■ Problem details
Print all entries word for word.

■ Records to process
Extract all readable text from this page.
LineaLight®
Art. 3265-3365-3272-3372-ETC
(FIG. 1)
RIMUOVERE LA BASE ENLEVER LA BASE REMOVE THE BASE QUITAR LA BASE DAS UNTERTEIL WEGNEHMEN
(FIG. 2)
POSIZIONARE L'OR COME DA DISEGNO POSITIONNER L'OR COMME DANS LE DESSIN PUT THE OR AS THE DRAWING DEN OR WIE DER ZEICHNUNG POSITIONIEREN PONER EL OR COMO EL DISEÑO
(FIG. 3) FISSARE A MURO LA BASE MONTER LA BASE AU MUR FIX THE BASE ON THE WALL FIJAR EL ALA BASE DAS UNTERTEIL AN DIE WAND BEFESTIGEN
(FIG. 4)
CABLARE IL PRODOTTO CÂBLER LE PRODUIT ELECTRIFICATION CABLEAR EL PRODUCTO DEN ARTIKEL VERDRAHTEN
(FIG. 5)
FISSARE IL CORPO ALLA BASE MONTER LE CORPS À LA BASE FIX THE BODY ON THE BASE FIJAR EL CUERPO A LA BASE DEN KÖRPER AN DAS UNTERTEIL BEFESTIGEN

■ Solution for this task
Extract all readable text from this page.
LineaLight®
Art. 3265-3365-3272-3372-ETC
(FIG. 1)
RIMUOVERE LA BASE ENLEVER LA BASE REMOVE THE BASE QUITAR LA BASE DAS UNTERTEIL WEGNEHMEN
(FIG. 2)
POSIZIONARE L'OR COME DA DISEGNO POSITIONNER L'OR COMME DANS LE DESSIN PUT THE OR AS THE DRAWING DEN OR WIE DER ZEICHNUNG POSITIONIEREN PONER EL OR COMO EL DISEÑO
(FIG. 3) FISSARE A MURO LA BASE MONTER LA BASE AU MUR FIX THE BASE ON THE WALL FIJAR EL ALA BASE DAS UNTERTEIL AN DIE WAND BEFESTIGEN
(FIG. 4)
CABLARE IL PRODOTTO CÂBLER LE PRODUIT ELECTRIFICATION CABLEAR EL PRODUCTO DEN ARTIKEL VERDRAHTEN
(FIG. 5)
FISSARE IL CORPO ALLA BASE MONTER LE CORPS À LA BASE FIX THE BODY ON THE BASE FIJAR EL CUERPO A LA BASE DEN KÖRPER AN DAS UNTERTEIL BEFESTIGEN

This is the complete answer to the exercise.